▶ Task directions: Draw out every line with the word "label" from the listing below.

Dataset entries
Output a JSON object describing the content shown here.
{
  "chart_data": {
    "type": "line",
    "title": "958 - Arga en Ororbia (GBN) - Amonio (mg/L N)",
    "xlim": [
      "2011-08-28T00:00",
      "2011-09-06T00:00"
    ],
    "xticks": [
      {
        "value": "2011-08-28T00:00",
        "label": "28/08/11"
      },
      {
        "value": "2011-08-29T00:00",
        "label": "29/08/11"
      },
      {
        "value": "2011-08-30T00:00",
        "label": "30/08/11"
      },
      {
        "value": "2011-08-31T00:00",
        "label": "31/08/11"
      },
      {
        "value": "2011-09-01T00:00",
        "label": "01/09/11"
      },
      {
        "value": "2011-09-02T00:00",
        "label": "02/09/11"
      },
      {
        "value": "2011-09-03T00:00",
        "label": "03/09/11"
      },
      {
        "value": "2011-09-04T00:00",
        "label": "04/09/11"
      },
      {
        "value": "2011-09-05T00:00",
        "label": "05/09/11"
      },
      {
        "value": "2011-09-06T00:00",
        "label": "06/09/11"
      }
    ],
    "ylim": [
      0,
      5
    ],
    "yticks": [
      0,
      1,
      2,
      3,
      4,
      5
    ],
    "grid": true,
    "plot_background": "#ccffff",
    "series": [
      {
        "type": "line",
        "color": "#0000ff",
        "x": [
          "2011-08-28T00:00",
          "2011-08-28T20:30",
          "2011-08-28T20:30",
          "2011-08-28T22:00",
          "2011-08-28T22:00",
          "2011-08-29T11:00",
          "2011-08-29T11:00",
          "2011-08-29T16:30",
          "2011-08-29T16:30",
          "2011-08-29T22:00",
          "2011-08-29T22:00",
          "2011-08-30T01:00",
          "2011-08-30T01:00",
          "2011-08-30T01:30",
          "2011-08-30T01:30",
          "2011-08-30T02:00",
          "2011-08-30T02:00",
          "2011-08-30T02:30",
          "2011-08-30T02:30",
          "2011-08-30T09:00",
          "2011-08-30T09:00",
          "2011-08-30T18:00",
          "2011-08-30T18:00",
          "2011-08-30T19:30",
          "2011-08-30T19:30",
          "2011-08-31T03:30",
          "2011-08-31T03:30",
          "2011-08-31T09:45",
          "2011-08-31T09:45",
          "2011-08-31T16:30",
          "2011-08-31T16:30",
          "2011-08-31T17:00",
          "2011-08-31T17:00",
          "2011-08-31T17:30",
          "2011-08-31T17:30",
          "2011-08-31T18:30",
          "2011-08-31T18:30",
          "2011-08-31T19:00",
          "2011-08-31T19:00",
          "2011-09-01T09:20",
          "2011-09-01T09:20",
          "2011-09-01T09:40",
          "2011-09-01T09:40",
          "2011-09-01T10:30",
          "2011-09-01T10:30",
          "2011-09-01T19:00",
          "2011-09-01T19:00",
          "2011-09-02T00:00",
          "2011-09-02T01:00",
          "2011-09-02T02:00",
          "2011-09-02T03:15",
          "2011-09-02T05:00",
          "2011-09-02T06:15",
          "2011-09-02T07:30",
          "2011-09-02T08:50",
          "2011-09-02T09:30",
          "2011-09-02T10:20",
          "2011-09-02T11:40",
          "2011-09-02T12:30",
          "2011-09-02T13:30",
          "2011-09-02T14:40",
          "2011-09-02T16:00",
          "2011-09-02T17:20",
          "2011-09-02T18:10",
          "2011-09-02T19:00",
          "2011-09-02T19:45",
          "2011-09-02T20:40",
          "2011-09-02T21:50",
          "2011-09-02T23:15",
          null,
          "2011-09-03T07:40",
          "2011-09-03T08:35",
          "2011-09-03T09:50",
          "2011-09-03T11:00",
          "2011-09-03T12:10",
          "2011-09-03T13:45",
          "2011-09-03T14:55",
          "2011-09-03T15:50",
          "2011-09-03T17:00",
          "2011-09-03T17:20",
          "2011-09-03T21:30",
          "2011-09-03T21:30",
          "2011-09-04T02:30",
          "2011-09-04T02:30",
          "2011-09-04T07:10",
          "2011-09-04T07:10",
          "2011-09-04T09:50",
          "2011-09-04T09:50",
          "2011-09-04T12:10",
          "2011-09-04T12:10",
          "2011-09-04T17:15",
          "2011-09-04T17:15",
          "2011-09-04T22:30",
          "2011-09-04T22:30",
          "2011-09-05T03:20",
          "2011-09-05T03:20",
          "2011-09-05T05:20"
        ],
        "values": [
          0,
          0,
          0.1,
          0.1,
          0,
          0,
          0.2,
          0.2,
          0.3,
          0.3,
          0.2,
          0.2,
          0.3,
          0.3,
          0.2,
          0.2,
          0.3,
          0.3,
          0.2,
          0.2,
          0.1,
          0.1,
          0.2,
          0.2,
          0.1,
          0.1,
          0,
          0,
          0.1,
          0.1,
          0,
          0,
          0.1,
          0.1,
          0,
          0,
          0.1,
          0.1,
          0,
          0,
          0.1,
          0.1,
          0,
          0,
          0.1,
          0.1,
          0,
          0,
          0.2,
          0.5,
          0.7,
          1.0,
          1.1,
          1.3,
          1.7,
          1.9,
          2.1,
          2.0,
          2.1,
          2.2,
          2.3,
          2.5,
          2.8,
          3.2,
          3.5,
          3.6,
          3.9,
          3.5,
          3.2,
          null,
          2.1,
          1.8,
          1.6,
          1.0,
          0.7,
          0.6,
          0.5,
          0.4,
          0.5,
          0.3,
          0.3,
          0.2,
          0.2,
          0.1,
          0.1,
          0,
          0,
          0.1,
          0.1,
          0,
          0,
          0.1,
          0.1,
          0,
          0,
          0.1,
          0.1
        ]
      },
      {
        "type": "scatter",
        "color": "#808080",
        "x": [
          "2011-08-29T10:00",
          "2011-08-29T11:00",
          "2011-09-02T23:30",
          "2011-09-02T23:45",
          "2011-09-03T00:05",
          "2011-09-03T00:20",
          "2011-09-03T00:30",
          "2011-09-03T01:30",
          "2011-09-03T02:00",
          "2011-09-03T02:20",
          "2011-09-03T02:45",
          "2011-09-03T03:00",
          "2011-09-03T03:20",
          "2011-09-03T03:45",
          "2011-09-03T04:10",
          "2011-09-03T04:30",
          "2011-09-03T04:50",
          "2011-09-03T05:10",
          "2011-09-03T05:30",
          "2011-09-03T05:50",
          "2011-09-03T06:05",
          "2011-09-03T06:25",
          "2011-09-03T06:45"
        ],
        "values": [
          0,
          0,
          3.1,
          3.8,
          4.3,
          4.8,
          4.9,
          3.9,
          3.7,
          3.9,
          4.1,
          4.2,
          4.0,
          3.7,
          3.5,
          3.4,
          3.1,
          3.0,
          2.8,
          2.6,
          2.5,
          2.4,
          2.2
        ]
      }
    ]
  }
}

▶ Response to this exercise:
        "label": "28/08/11"
        "label": "29/08/11"
        "label": "30/08/11"
        "label": "31/08/11"
        "label": "01/09/11"
        "label": "02/09/11"
        "label": "03/09/11"
        "label": "04/09/11"
        "label": "05/09/11"
        "label": "06/09/11"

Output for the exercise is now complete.